Directive: Reproduce the material in full, unchanged.
══ Material for this task
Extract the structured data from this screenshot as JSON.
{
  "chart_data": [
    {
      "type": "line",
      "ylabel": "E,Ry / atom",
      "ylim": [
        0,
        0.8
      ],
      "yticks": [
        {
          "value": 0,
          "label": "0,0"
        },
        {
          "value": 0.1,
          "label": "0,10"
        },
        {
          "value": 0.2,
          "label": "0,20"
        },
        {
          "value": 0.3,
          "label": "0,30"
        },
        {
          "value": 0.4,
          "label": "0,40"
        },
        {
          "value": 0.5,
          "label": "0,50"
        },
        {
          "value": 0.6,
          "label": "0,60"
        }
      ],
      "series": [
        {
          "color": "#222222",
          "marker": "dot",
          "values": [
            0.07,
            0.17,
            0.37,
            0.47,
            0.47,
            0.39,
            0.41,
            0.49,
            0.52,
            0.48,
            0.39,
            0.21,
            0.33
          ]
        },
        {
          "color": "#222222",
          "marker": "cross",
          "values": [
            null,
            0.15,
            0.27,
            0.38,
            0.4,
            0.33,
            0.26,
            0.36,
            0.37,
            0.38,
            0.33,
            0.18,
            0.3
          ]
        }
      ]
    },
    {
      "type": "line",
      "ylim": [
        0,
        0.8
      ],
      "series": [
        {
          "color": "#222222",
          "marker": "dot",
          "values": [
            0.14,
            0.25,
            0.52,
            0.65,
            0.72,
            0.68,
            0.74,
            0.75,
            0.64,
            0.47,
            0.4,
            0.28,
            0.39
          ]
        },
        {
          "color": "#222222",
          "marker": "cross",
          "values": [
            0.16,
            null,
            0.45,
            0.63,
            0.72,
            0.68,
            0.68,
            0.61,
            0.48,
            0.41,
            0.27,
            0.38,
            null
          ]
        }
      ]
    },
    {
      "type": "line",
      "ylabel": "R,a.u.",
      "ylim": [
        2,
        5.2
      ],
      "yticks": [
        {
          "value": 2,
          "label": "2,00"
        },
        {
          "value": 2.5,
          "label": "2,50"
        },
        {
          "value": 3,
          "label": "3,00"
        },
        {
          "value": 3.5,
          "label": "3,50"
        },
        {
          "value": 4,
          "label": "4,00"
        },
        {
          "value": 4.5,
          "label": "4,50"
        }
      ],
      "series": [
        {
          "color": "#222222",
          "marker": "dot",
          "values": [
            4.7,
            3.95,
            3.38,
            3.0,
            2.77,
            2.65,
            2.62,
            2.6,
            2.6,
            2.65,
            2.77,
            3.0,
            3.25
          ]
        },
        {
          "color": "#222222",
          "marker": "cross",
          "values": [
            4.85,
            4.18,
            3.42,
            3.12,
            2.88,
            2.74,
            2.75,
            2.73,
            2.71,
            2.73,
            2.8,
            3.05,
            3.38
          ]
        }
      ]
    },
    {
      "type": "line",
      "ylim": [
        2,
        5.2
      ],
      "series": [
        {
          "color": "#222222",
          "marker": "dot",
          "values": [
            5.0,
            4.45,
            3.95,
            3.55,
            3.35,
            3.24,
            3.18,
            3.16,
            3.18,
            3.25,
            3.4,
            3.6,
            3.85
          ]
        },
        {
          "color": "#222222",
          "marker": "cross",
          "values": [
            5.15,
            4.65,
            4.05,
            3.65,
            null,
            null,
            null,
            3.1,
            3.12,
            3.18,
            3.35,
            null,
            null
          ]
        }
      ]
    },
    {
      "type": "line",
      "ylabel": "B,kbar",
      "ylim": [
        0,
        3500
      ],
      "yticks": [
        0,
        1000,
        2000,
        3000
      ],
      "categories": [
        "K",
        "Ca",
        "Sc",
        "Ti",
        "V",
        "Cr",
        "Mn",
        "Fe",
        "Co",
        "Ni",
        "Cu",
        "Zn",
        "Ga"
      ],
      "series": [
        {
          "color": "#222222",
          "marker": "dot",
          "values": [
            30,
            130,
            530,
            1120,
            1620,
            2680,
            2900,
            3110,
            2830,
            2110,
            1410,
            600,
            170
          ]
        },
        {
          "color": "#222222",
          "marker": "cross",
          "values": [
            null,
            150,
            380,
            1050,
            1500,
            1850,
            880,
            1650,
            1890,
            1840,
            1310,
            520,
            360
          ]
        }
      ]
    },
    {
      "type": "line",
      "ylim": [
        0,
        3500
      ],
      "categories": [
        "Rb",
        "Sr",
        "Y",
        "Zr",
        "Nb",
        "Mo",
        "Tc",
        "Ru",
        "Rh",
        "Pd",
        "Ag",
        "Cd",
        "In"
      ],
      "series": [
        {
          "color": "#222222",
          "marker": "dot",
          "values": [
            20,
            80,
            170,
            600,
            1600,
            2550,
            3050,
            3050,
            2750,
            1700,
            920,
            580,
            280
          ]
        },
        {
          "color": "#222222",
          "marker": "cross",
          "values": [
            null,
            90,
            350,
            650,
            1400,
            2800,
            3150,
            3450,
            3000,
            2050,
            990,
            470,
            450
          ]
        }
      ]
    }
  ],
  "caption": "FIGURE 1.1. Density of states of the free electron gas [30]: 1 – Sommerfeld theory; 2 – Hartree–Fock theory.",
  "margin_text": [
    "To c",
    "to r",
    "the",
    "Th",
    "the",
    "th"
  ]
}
════
Expected output:
Extract the structured data from this screenshot as JSON.
{
  "chart_data": [
    {
      "type": "line",
      "ylabel": "E,Ry / atom",
      "ylim": [
        0,
        0.8
      ],
      "yticks": [
        {
          "value": 0,
          "label": "0,0"
        },
        {
          "value": 0.1,
          "label": "0,10"
        },
        {
          "value": 0.2,
          "label": "0,20"
        },
        {
          "value": 0.3,
          "label": "0,30"
        },
        {
          "value": 0.4,
          "label": "0,40"
        },
        {
          "value": 0.5,
          "label": "0,50"
        },
        {
          "value": 0.6,
          "label": "0,60"
        }
      ],
      "series": [
        {
          "color": "#222222",
          "marker": "dot",
          "values": [
            0.07,
            0.17,
            0.37,
            0.47,
            0.47,
            0.39,
            0.41,
            0.49,
            0.52,
            0.48,
            0.39,
            0.21,
            0.33
          ]
        },
        {
          "color": "#222222",
          "marker": "cross",
          "values": [
            null,
            0.15,
            0.27,
            0.38,
            0.4,
            0.33,
            0.26,
            0.36,
            0.37,
            0.38,
            0.33,
            0.18,
            0.3
          ]
        }
      ]
    },
    {
      "type": "line",
      "ylim": [
        0,
        0.8
      ],
      "series": [
        {
          "color": "#222222",
          "marker": "dot",
          "values": [
            0.14,
            0.25,
            0.52,
            0.65,
            0.72,
            0.68,
            0.74,
            0.75,
            0.64,
            0.47,
            0.4,
            0.28,
            0.39
          ]
        },
        {
          "color": "#222222",
          "marker": "cross",
          "values": [
            0.16,
            null,
            0.45,
            0.63,
            0.72,
            0.68,
            0.68,
            0.61,
            0.48,
            0.41,
            0.27,
            0.38,
            null
          ]
        }
      ]
    },
    {
      "type": "line",
      "ylabel": "R,a.u.",
      "ylim": [
        2,
        5.2
      ],
      "yticks": [
        {
          "value": 2,
          "label": "2,00"
        },
        {
          "value": 2.5,
          "label": "2,50"
        },
        {
          "value": 3,
          "label": "3,00"
        },
        {
          "value": 3.5,
          "label": "3,50"
        },
        {
          "value": 4,
          "label": "4,00"
        },
        {
          "value": 4.5,
          "label": "4,50"
        }
      ],
      "series": [
        {
          "color": "#222222",
          "marker": "dot",
          "values": [
            4.7,
            3.95,
            3.38,
            3.0,
            2.77,
            2.65,
            2.62,
            2.6,
            2.6,
            2.65,
            2.77,
            3.0,
            3.25
          ]
        },
        {
          "color": "#222222",
          "marker": "cross",
          "values": [
            4.85,
            4.18,
            3.42,
            3.12,
            2.88,
            2.74,
            2.75,
            2.73,
            2.71,
            2.73,
            2.8,
            3.05,
            3.38
          ]
        }
      ]
    },
    {
      "type": "line",
      "ylim": [
        2,
        5.2
      ],
      "series": [
        {
          "color": "#222222",
          "marker": "dot",
          "values": [
            5.0,
            4.45,
            3.95,
            3.55,
            3.35,
            3.24,
            3.18,
            3.16,
            3.18,
            3.25,
            3.4,
            3.6,
            3.85
          ]
        },
        {
          "color": "#222222",
          "marker": "cross",
          "values": [
            5.15,
            4.65,
            4.05,
            3.65,
            null,
            null,
            null,
            3.1,
            3.12,
            3.18,
            3.35,
            null,
            null
          ]
        }
      ]
    },
    {
      "type": "line",
      "ylabel": "B,kbar",
      "ylim": [
        0,
        3500
      ],
      "yticks": [
        0,
        1000,
        2000,
        3000
      ],
      "categories": [
        "K",
        "Ca",
        "Sc",
        "Ti",
        "V",
        "Cr",
        "Mn",
        "Fe",
        "Co",
        "Ni",
        "Cu",
        "Zn",
        "Ga"
      ],
      "series": [
        {
          "color": "#222222",
          "marker": "dot",
          "values": [
            30,
            130,
            530,
            1120,
            1620,
            2680,
            2900,
            3110,
            2830,
            2110,
            1410,
            600,
            170
          ]
        },
        {
          "color": "#222222",
          "marker": "cross",
          "values": [
            null,
            150,
            380,
            1050,
            1500,
            1850,
            880,
            1650,
            1890,
            1840,
            1310,
            520,
            360
          ]
        }
      ]
    },
    {
      "type": "line",
      "ylim": [
        0,
        3500
      ],
      "categories": [
        "Rb",
        "Sr",
        "Y",
        "Zr",
        "Nb",
        "Mo",
        "Tc",
        "Ru",
        "Rh",
        "Pd",
        "Ag",
        "Cd",
        "In"
      ],
      "series": [
        {
          "color": "#222222",
          "marker": "dot",
          "values": [
            20,
            80,
            170,
            600,
            1600,
            2550,
            3050,
            3050,
            2750,
            1700,
            920,
            580,
            280
          ]
        },
        {
          "color": "#222222",
          "marker": "cross",
          "values": [
            null,
            90,
            350,
            650,
            1400,
            2800,
            3150,
            3450,
            3000,
            2050,
            990,
            470,
            450
          ]
        }
      ]
    }
  ],
  "caption": "FIGURE 1.1. Density of states of the free electron gas [30]: 1 – Sommerfeld theory; 2 – Hartree–Fock theory.",
  "margin_text": [
    "To c",
    "to r",
    "the",
    "Th",
    "the",
    "th"
  ]
}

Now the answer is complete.